Recast the data from the line containing "credit-icon bbox=[403, 2495, 427, 2520]" through the line containing "view-details-link[interactable]: 查看详情 bbox=[691, 614, 748, 629]", both included, as a Markdown table with the columns Row and Line. Number each row and omit any blank lines.

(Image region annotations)
— start —

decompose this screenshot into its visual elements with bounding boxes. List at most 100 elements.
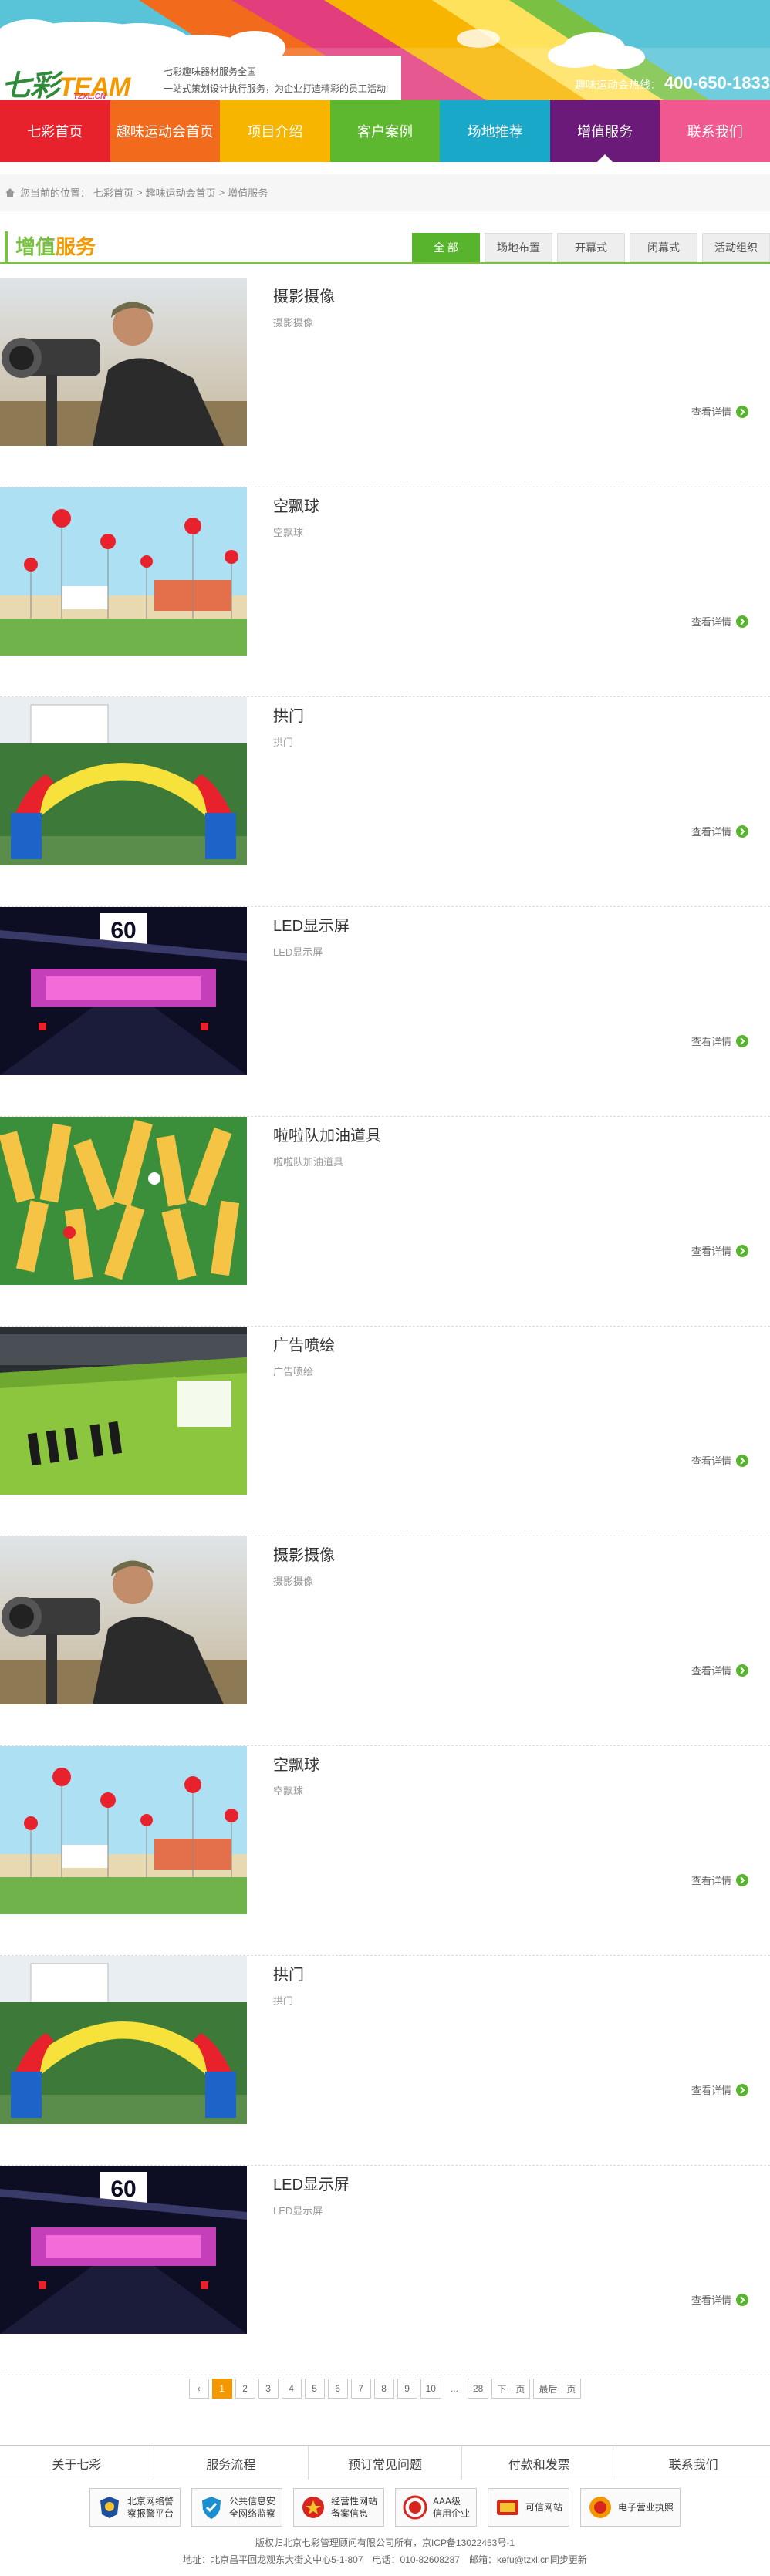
credit-icon bbox=[403, 2495, 427, 2520]
view-details-link[interactable]: 查看详情 bbox=[691, 1243, 748, 1258]
thumbnail-image-photographer[interactable] bbox=[0, 1536, 247, 1704]
item-title[interactable]: 拱门 bbox=[273, 703, 304, 726]
thumbnail-image-photographer[interactable] bbox=[0, 278, 247, 446]
view-details-link[interactable]: 查看详情 bbox=[691, 614, 748, 629]
thumbnail-image-arch[interactable] bbox=[0, 1956, 247, 2124]
badge-police[interactable]: 北京网络警 察报警平台 bbox=[89, 2488, 181, 2527]
hotline-number: 400-650-1833 bbox=[664, 73, 770, 93]
nav-item-projects[interactable]: 项目介绍 bbox=[220, 100, 330, 162]
view-details-link[interactable]: 查看详情 bbox=[691, 1663, 748, 1677]
arrow-right-icon bbox=[736, 1664, 748, 1677]
page-button[interactable]: 10 bbox=[420, 2379, 441, 2399]
nav-item-sports-home[interactable]: 趣味运动会首页 bbox=[110, 100, 221, 162]
view-details-label: 查看详情 bbox=[691, 406, 731, 418]
badge-credit[interactable]: AAA级 信用企业 bbox=[395, 2488, 478, 2527]
item-title[interactable]: 空飘球 bbox=[273, 1752, 319, 1775]
breadcrumb-link-home[interactable]: 七彩首页 bbox=[93, 185, 133, 200]
item-title[interactable]: 摄影摄像 bbox=[273, 1543, 335, 1565]
title-part-a: 增值 bbox=[15, 235, 56, 258]
footer-link-about[interactable]: 关于七彩 bbox=[0, 2446, 154, 2480]
main-nav: 七彩首页 趣味运动会首页 项目介绍 客户案例 场地推荐 增值服务 联系我们 bbox=[0, 100, 770, 162]
page-button[interactable]: 8 bbox=[373, 2379, 394, 2399]
badge-line-1: 公共信息安 bbox=[228, 2496, 275, 2507]
badge-license[interactable]: 电子营业执照 bbox=[580, 2488, 681, 2527]
view-details-link[interactable]: 查看详情 bbox=[691, 1033, 748, 1048]
badge-trusted[interactable]: 可信网站 bbox=[488, 2488, 570, 2527]
badge-line-1: 经营性网站 bbox=[330, 2496, 377, 2507]
page-button[interactable]: 9 bbox=[397, 2379, 417, 2399]
arrow-right-icon bbox=[736, 1034, 748, 1047]
last-page-button[interactable]: 最后一页 bbox=[533, 2379, 582, 2399]
list-item[interactable]: 60 LED显示屏 LED显示屏查看详情 bbox=[0, 907, 770, 1117]
page-button[interactable]: 5 bbox=[304, 2379, 325, 2399]
view-details-link[interactable]: 查看详情 bbox=[691, 1453, 748, 1468]
list-item[interactable]: 摄影摄像 摄影摄像 查看详情 bbox=[0, 1536, 770, 1746]
item-title[interactable]: 空飘球 bbox=[273, 494, 319, 516]
view-details-label: 查看详情 bbox=[691, 2294, 731, 2306]
tab-venue-setup[interactable]: 场地布置 bbox=[485, 233, 552, 262]
list-item[interactable]: ▌▌▌ ▌▌ 广告喷绘 广告喷绘 查看详情 bbox=[0, 1327, 770, 1536]
nav-item-home[interactable]: 七彩首页 bbox=[0, 100, 110, 162]
item-title[interactable]: LED显示屏 bbox=[273, 913, 350, 936]
page-button-last-number[interactable]: 28 bbox=[467, 2379, 489, 2399]
item-description: 空飘球 bbox=[273, 1785, 304, 1797]
list-item[interactable]: 空飘球 空飘球 查看详情 bbox=[0, 487, 770, 697]
tab-all[interactable]: 全 部 bbox=[412, 233, 480, 262]
footer-link-contact[interactable]: 联系我们 bbox=[616, 2446, 770, 2480]
thumbnail-image-print[interactable]: ▌▌▌ ▌▌ bbox=[0, 1327, 247, 1495]
next-page-button[interactable]: 下一页 bbox=[491, 2379, 531, 2399]
view-details-link[interactable]: 查看详情 bbox=[691, 1873, 748, 1887]
item-title[interactable]: 广告喷绘 bbox=[273, 1333, 335, 1355]
thumbnail-image-balloons[interactable] bbox=[0, 487, 247, 656]
page-button[interactable]: 2 bbox=[235, 2379, 255, 2399]
nav-label: 增值服务 bbox=[577, 124, 633, 140]
footer-link-payment[interactable]: 付款和发票 bbox=[462, 2446, 617, 2480]
page-button[interactable]: 3 bbox=[258, 2379, 279, 2399]
view-details-link[interactable]: 查看详情 bbox=[691, 2082, 748, 2097]
breadcrumb-link-sports[interactable]: 趣味运动会首页 bbox=[146, 185, 216, 200]
tab-organization[interactable]: 活动组织 bbox=[702, 233, 770, 262]
footer-link-faq[interactable]: 预订常见问题 bbox=[309, 2446, 463, 2480]
list-item[interactable]: 60 LED显示屏 LED显示屏 查看详情 bbox=[0, 2166, 770, 2375]
page-button-current[interactable]: 1 bbox=[211, 2379, 232, 2399]
prev-page-button[interactable]: ‹ bbox=[188, 2379, 209, 2399]
nav-label: 项目介绍 bbox=[247, 124, 303, 140]
thumbnail-image-led[interactable]: 60 bbox=[0, 907, 247, 1075]
thumbnail-image-arch[interactable] bbox=[0, 697, 247, 865]
badge-security[interactable]: 公共信息安 全网络监察 bbox=[191, 2488, 282, 2527]
item-description: 拱门 bbox=[273, 1995, 294, 2007]
thumbnail-image-led[interactable]: 60 bbox=[0, 2166, 247, 2334]
page-button[interactable]: 7 bbox=[350, 2379, 371, 2399]
view-details-link[interactable]: 查看详情 bbox=[691, 824, 748, 838]
breadcrumb-separator: > bbox=[218, 187, 225, 198]
list-item[interactable]: 拱门 拱门 查看详情 bbox=[0, 1956, 770, 2166]
pagination: ‹ 1 2 3 4 5 6 7 8 9 10 ... 28 下一页 最后一页 bbox=[0, 2379, 770, 2399]
list-item[interactable]: 拱门 拱门 查看详情 bbox=[0, 697, 770, 907]
item-title[interactable]: 啦啦队加油道具 bbox=[273, 1123, 381, 1145]
nav-item-value-added[interactable]: 增值服务 bbox=[549, 100, 660, 162]
page-button[interactable]: 6 bbox=[327, 2379, 348, 2399]
list-item[interactable]: 摄影摄像 摄影摄像 查看详情 bbox=[0, 278, 770, 487]
nav-item-cases[interactable]: 客户案例 bbox=[329, 100, 441, 162]
site-logo[interactable]: 七彩TEAM bbox=[2, 62, 130, 100]
view-details-link[interactable]: 查看详情 bbox=[691, 2292, 748, 2307]
badge-line-2: 备案信息 bbox=[330, 2508, 368, 2519]
nav-item-contact[interactable]: 联系我们 bbox=[660, 100, 770, 162]
view-details-link[interactable]: 查看详情 bbox=[691, 404, 748, 419]
tab-closing[interactable]: 闭幕式 bbox=[630, 233, 697, 262]
badge-icp[interactable]: 经营性网站 备案信息 bbox=[292, 2488, 384, 2527]
trust-icon bbox=[497, 2500, 519, 2515]
item-title[interactable]: LED显示屏 bbox=[273, 2172, 350, 2194]
tab-opening[interactable]: 开幕式 bbox=[557, 233, 625, 262]
thumbnail-image-cheer[interactable] bbox=[0, 1117, 247, 1285]
item-title[interactable]: 摄影摄像 bbox=[273, 284, 335, 306]
item-title[interactable]: 拱门 bbox=[273, 1962, 304, 1984]
arrow-right-icon bbox=[736, 1454, 748, 1467]
footer-link-process[interactable]: 服务流程 bbox=[154, 2446, 309, 2480]
item-description: LED显示屏 bbox=[273, 946, 323, 958]
page-button[interactable]: 4 bbox=[281, 2379, 302, 2399]
list-item[interactable]: 空飘球 空飘球 查看详情 bbox=[0, 1746, 770, 1956]
nav-item-venues[interactable]: 场地推荐 bbox=[440, 100, 550, 162]
thumbnail-image-balloons[interactable] bbox=[0, 1746, 247, 1914]
list-item[interactable]: 啦啦队加油道具 啦啦队加油道具 查看详情 bbox=[0, 1117, 770, 1327]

— end —

_TASK ANSWER_
| Row | Line |
|---|---|
| 1 | credit-icon bbox=[403, 2495, 427, 2520] |
| 2 | view-details-link[interactable]: 查看详情 bbox=[691, 1243, 748, 1258] |
| 3 | thumbnail-image-photographer[interactable] bbox=[0, 1536, 247, 1704] |
| 4 | item-title[interactable]: 拱门 bbox=[273, 703, 304, 726] |
| 5 | thumbnail-image-photographer[interactable] bbox=[0, 278, 247, 446] |
| 6 | view-details-link[interactable]: 查看详情 bbox=[691, 614, 748, 629] |